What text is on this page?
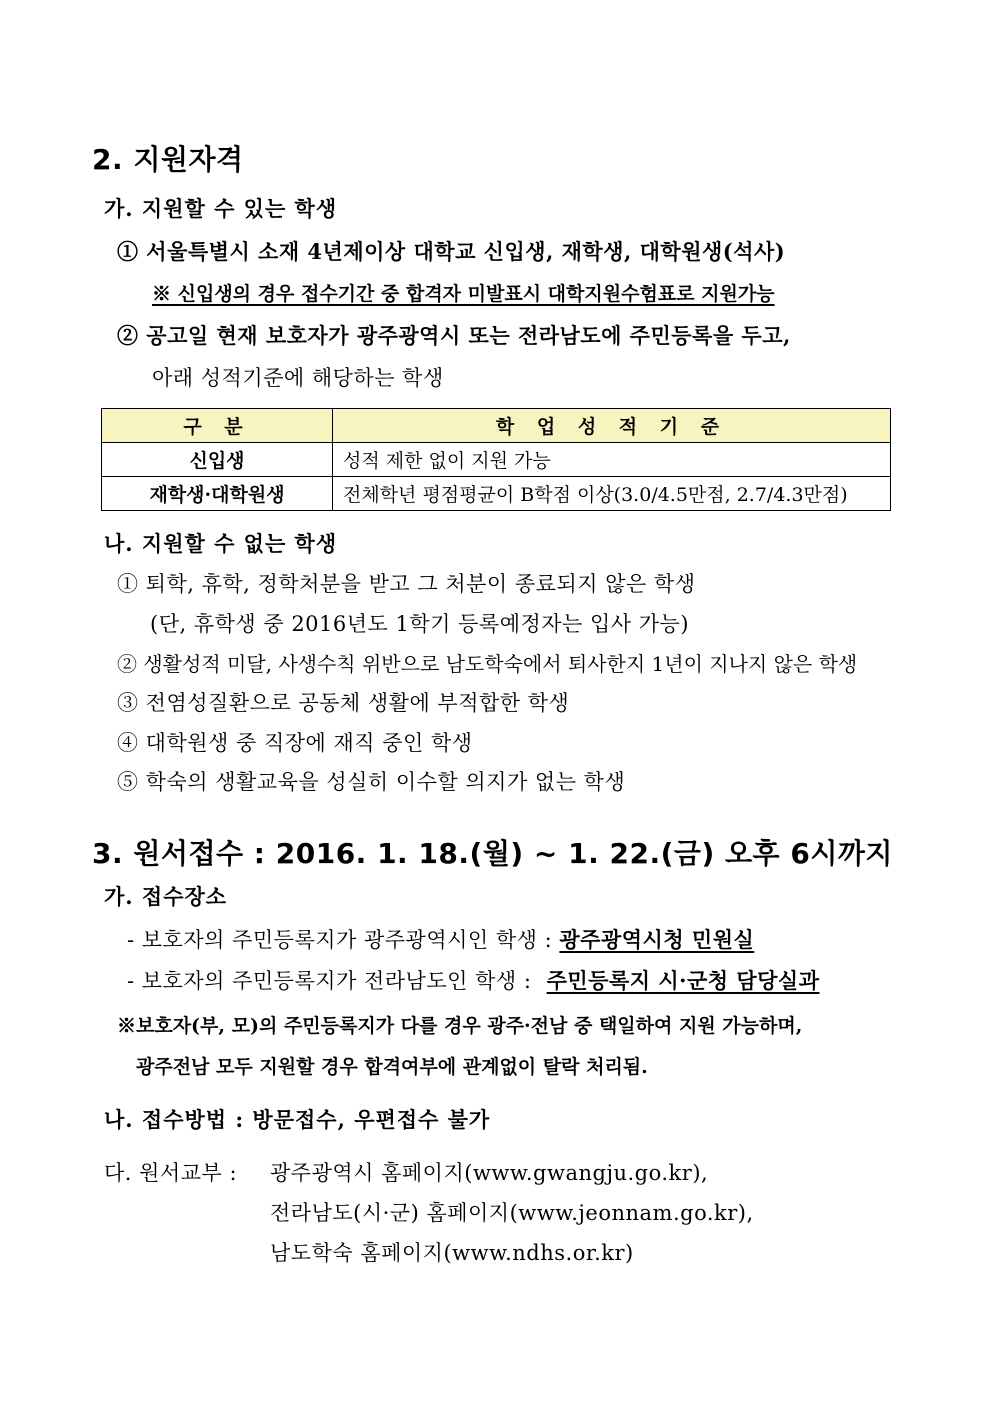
2. 지원자격
가. 지원할 수 있는 학생
① 서울특별시 소재 4년제이상 대학교 신입생, 재학생, 대학원생(석사)
※ 신입생의 경우 접수기간 중 합격자 미발표시 대학지원수험표로 지원가능
② 공고일 현재 보호자가 광주광역시 또는 전라남도에 주민등록을 두고,
아래 성적기준에 해당하는 학생
구 분	학 업 성 적 기 준
신입생	성적 제한 없이 지원 가능
재학생·대학원생	전체학년 평점평균이 B학점 이상(3.0/4.5만점, 2.7/4.3만점)
나. 지원할 수 없는 학생
① 퇴학, 휴학, 정학처분을 받고 그 처분이 종료되지 않은 학생
(단, 휴학생 중 2016년도 1학기 등록예정자는 입사 가능)
② 생활성적 미달, 사생수칙 위반으로 남도학숙에서 퇴사한지 1년이 지나지 않은 학생
③ 전염성질환으로 공동체 생활에 부적합한 학생
④ 대학원생 중 직장에 재직 중인 학생
⑤ 학숙의 생활교육을 성실히 이수할 의지가 없는 학생
3. 원서접수 : 2016. 1. 18.(월) ~ 1. 22.(금) 오후 6시까지
가. 접수장소
- 보호자의 주민등록지가 광주광역시인 학생 : 광주광역시청 민원실
- 보호자의 주민등록지가 전라남도인 학생 : 주민등록지 시·군청 담당실과
※보호자(부, 모)의 주민등록지가 다를 경우 광주·전남 중 택일하여 지원 가능하며,
광주전남 모두 지원할 경우 합격여부에 관계없이 탈락 처리됨.
나. 접수방법 : 방문접수, 우편접수 불가
다. 원서교부 : 광주광역시 홈페이지(www.gwangju.go.kr),
전라남도(시·군) 홈페이지(www.jeonnam.go.kr),
남도학숙 홈페이지(www.ndhs.or.kr)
◆ ◆ ◆ ◆ ◆
_Requirement_
Restate the records word for word, omitting images.

_Output for this task_
What text is on this page?
2. 지원자격
가. 지원할 수 있는 학생
① 서울특별시 소재 4년제이상 대학교 신입생, 재학생, 대학원생(석사)
※ 신입생의 경우 접수기간 중 합격자 미발표시 대학지원수험표로 지원가능
② 공고일 현재 보호자가 광주광역시 또는 전라남도에 주민등록을 두고,
아래 성적기준에 해당하는 학생
구 분	학 업 성 적 기 준
신입생	성적 제한 없이 지원 가능
재학생·대학원생	전체학년 평점평균이 B학점 이상(3.0/4.5만점, 2.7/4.3만점)
나. 지원할 수 없는 학생
① 퇴학, 휴학, 정학처분을 받고 그 처분이 종료되지 않은 학생
(단, 휴학생 중 2016년도 1학기 등록예정자는 입사 가능)
② 생활성적 미달, 사생수칙 위반으로 남도학숙에서 퇴사한지 1년이 지나지 않은 학생
③ 전염성질환으로 공동체 생활에 부적합한 학생
④ 대학원생 중 직장에 재직 중인 학생
⑤ 학숙의 생활교육을 성실히 이수할 의지가 없는 학생
3. 원서접수 : 2016. 1. 18.(월) ~ 1. 22.(금) 오후 6시까지
가. 접수장소
- 보호자의 주민등록지가 광주광역시인 학생 : 광주광역시청 민원실
- 보호자의 주민등록지가 전라남도인 학생 : 주민등록지 시·군청 담당실과
※보호자(부, 모)의 주민등록지가 다를 경우 광주·전남 중 택일하여 지원 가능하며,
광주전남 모두 지원할 경우 합격여부에 관계없이 탈락 처리됨.
나. 접수방법 : 방문접수, 우편접수 불가
다. 원서교부 : 광주광역시 홈페이지(www.gwangju.go.kr),
전라남도(시·군) 홈페이지(www.jeonnam.go.kr),
남도학숙 홈페이지(www.ndhs.or.kr)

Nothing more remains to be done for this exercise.